(REQUEST)
Return every entry exactly as written.

(STORED ROWS)
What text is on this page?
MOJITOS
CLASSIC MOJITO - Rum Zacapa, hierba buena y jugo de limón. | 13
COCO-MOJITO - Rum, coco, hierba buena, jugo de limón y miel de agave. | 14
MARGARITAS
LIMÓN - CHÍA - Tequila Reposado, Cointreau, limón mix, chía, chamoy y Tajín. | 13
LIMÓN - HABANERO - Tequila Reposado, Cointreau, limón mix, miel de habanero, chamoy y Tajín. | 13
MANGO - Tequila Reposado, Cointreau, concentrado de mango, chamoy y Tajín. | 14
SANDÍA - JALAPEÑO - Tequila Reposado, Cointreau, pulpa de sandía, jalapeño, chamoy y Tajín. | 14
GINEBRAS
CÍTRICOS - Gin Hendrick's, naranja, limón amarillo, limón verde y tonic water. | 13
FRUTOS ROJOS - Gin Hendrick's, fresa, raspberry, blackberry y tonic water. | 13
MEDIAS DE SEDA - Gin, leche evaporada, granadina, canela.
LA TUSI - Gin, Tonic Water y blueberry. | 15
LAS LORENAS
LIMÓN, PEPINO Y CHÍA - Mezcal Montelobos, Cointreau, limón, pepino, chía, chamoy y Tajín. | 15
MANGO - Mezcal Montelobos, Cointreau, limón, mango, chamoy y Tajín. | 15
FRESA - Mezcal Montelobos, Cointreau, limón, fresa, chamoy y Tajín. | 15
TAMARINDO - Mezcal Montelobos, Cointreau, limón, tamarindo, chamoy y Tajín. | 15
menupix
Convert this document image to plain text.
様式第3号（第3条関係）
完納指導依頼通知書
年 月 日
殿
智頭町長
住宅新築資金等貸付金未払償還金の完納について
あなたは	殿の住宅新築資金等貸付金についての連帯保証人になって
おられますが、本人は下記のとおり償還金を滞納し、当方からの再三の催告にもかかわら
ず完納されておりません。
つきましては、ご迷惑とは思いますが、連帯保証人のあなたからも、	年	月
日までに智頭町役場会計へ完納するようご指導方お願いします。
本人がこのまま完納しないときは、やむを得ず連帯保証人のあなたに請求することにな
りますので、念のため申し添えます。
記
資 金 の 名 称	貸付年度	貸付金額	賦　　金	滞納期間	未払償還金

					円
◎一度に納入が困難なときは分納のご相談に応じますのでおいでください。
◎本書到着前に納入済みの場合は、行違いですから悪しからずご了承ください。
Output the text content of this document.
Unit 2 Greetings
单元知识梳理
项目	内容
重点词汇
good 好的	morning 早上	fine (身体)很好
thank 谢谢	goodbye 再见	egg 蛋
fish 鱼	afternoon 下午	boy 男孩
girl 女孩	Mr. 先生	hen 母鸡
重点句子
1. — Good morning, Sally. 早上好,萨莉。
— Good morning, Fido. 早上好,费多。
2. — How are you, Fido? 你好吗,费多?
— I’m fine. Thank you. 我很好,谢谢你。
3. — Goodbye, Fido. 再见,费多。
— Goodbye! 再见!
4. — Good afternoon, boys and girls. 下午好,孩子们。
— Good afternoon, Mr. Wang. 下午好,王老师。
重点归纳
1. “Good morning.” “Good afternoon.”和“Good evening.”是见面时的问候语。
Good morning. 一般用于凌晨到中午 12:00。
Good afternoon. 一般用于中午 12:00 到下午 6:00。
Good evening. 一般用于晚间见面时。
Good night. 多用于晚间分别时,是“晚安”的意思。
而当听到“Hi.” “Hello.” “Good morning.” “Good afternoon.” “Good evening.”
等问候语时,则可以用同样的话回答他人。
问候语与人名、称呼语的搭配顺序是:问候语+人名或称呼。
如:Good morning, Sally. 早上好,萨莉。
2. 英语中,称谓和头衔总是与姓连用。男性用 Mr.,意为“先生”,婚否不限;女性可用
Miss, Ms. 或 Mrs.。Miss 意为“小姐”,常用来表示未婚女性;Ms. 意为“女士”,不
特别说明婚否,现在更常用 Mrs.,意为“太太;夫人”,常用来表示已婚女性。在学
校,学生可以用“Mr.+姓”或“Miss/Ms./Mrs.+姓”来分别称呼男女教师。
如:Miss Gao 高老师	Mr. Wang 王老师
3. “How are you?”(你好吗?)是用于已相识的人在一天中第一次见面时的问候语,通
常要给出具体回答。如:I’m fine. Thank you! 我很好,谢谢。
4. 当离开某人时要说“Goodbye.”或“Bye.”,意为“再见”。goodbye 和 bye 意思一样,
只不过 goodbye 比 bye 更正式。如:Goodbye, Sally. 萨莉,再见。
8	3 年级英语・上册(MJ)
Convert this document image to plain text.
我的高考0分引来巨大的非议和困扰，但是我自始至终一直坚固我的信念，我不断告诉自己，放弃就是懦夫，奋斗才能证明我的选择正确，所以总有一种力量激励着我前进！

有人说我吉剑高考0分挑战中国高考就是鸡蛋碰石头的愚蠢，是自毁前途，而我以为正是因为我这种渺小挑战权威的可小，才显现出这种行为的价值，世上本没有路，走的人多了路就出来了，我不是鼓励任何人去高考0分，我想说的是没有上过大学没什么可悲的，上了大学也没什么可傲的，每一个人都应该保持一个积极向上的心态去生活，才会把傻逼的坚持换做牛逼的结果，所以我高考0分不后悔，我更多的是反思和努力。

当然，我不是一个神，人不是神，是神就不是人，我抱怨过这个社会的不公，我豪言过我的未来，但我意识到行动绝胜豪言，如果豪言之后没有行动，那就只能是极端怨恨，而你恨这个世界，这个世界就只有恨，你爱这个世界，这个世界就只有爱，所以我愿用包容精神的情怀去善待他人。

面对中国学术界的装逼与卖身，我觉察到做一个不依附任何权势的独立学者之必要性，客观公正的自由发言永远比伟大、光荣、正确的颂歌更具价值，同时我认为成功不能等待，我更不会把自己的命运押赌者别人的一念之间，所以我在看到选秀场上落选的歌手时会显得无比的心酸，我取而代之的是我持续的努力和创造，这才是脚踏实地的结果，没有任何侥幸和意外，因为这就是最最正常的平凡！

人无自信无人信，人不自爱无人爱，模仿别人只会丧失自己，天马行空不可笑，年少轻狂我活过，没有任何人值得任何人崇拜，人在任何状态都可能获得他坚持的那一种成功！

(REPLY TO THE TASK)
What text is on this page?
MOJITOS
CLASSIC MOJITO - Rum Zacapa, hierba buena y jugo de limón. | 13
COCO-MOJITO - Rum, coco, hierba buena, jugo de limón y miel de agave. | 14
MARGARITAS
LIMÓN - CHÍA - Tequila Reposado, Cointreau, limón mix, chía, chamoy y Tajín. | 13
LIMÓN - HABANERO - Tequila Reposado, Cointreau, limón mix, miel de habanero, chamoy y Tajín. | 13
MANGO - Tequila Reposado, Cointreau, concentrado de mango, chamoy y Tajín. | 14
SANDÍA - JALAPEÑO - Tequila Reposado, Cointreau, pulpa de sandía, jalapeño, chamoy y Tajín. | 14
GINEBRAS
CÍTRICOS - Gin Hendrick's, naranja, limón amarillo, limón verde y tonic water. | 13
FRUTOS ROJOS - Gin Hendrick's, fresa, raspberry, blackberry y tonic water. | 13
MEDIAS DE SEDA - Gin, leche evaporada, granadina, canela.
LA TUSI - Gin, Tonic Water y blueberry. | 15
LAS LORENAS
LIMÓN, PEPINO Y CHÍA - Mezcal Montelobos, Cointreau, limón, pepino, chía, chamoy y Tajín. | 15
MANGO - Mezcal Montelobos, Cointreau, limón, mango, chamoy y Tajín. | 15
FRESA - Mezcal Montelobos, Cointreau, limón, fresa, chamoy y Tajín. | 15
TAMARINDO - Mezcal Montelobos, Cointreau, limón, tamarindo, chamoy y Tajín. | 15
menupix
Convert this document image to plain text.
様式第3号（第3条関係）
完納指導依頼通知書
年 月 日
殿
智頭町長
住宅新築資金等貸付金未払償還金の完納について
あなたは	殿の住宅新築資金等貸付金についての連帯保証人になって
おられますが、本人は下記のとおり償還金を滞納し、当方からの再三の催告にもかかわら
ず完納されておりません。
つきましては、ご迷惑とは思いますが、連帯保証人のあなたからも、	年	月
日までに智頭町役場会計へ完納するようご指導方お願いします。
本人がこのまま完納しないときは、やむを得ず連帯保証人のあなたに請求することにな
りますので、念のため申し添えます。
記
資 金 の 名 称	貸付年度	貸付金額	賦　　金	滞納期間	未払償還金

					円
◎一度に納入が困難なときは分納のご相談に応じますのでおいでください。
◎本書到着前に納入済みの場合は、行違いですから悪しからずご了承ください。
Output the text content of this document.
Unit 2 Greetings
单元知识梳理
项目	内容
重点词汇
good 好的	morning 早上	fine (身体)很好
thank 谢谢	goodbye 再见	egg 蛋
fish 鱼	afternoon 下午	boy 男孩
girl 女孩	Mr. 先生	hen 母鸡
重点句子
1. — Good morning, Sally. 早上好,萨莉。
— Good morning, Fido. 早上好,费多。
2. — How are you, Fido? 你好吗,费多?
— I’m fine. Thank you. 我很好,谢谢你。
3. — Goodbye, Fido. 再见,费多。
— Goodbye! 再见!
4. — Good afternoon, boys and girls. 下午好,孩子们。
— Good afternoon, Mr. Wang. 下午好,王老师。
重点归纳
1. “Good morning.” “Good afternoon.”和“Good evening.”是见面时的问候语。
Good morning. 一般用于凌晨到中午 12:00。
Good afternoon. 一般用于中午 12:00 到下午 6:00。
Good evening. 一般用于晚间见面时。
Good night. 多用于晚间分别时,是“晚安”的意思。
而当听到“Hi.” “Hello.” “Good morning.” “Good afternoon.” “Good evening.”
等问候语时,则可以用同样的话回答他人。
问候语与人名、称呼语的搭配顺序是:问候语+人名或称呼。
如:Good morning, Sally. 早上好,萨莉。
2. 英语中,称谓和头衔总是与姓连用。男性用 Mr.,意为“先生”,婚否不限;女性可用
Miss, Ms. 或 Mrs.。Miss 意为“小姐”,常用来表示未婚女性;Ms. 意为“女士”,不
特别说明婚否,现在更常用 Mrs.,意为“太太;夫人”,常用来表示已婚女性。在学
校,学生可以用“Mr.+姓”或“Miss/Ms./Mrs.+姓”来分别称呼男女教师。
如:Miss Gao 高老师	Mr. Wang 王老师
3. “How are you?”(你好吗?)是用于已相识的人在一天中第一次见面时的问候语,通
常要给出具体回答。如:I’m fine. Thank you! 我很好,谢谢。
4. 当离开某人时要说“Goodbye.”或“Bye.”,意为“再见”。goodbye 和 bye 意思一样,
只不过 goodbye 比 bye 更正式。如:Goodbye, Sally. 萨莉,再见。
8	3 年级英语・上册(MJ)
Convert this document image to plain text.
我的高考0分引来巨大的非议和困扰，但是我自始至终一直坚固我的信念，我不断告诉自己，放弃就是懦夫，奋斗才能证明我的选择正确，所以总有一种力量激励着我前进！

有人说我吉剑高考0分挑战中国高考就是鸡蛋碰石头的愚蠢，是自毁前途，而我以为正是因为我这种渺小挑战权威的可小，才显现出这种行为的价值，世上本没有路，走的人多了路就出来了，我不是鼓励任何人去高考0分，我想说的是没有上过大学没什么可悲的，上了大学也没什么可傲的，每一个人都应该保持一个积极向上的心态去生活，才会把傻逼的坚持换做牛逼的结果，所以我高考0分不后悔，我更多的是反思和努力。

当然，我不是一个神，人不是神，是神就不是人，我抱怨过这个社会的不公，我豪言过我的未来，但我意识到行动绝胜豪言，如果豪言之后没有行动，那就只能是极端怨恨，而你恨这个世界，这个世界就只有恨，你爱这个世界，这个世界就只有爱，所以我愿用包容精神的情怀去善待他人。

面对中国学术界的装逼与卖身，我觉察到做一个不依附任何权势的独立学者之必要性，客观公正的自由发言永远比伟大、光荣、正确的颂歌更具价值，同时我认为成功不能等待，我更不会把自己的命运押赌者别人的一念之间，所以我在看到选秀场上落选的歌手时会显得无比的心酸，我取而代之的是我持续的努力和创造，这才是脚踏实地的结果，没有任何侥幸和意外，因为这就是最最正常的平凡！

人无自信无人信，人不自爱无人爱，模仿别人只会丧失自己，天马行空不可笑，年少轻狂我活过，没有任何人值得任何人崇拜，人在任何状态都可能获得他坚持的那一种成功！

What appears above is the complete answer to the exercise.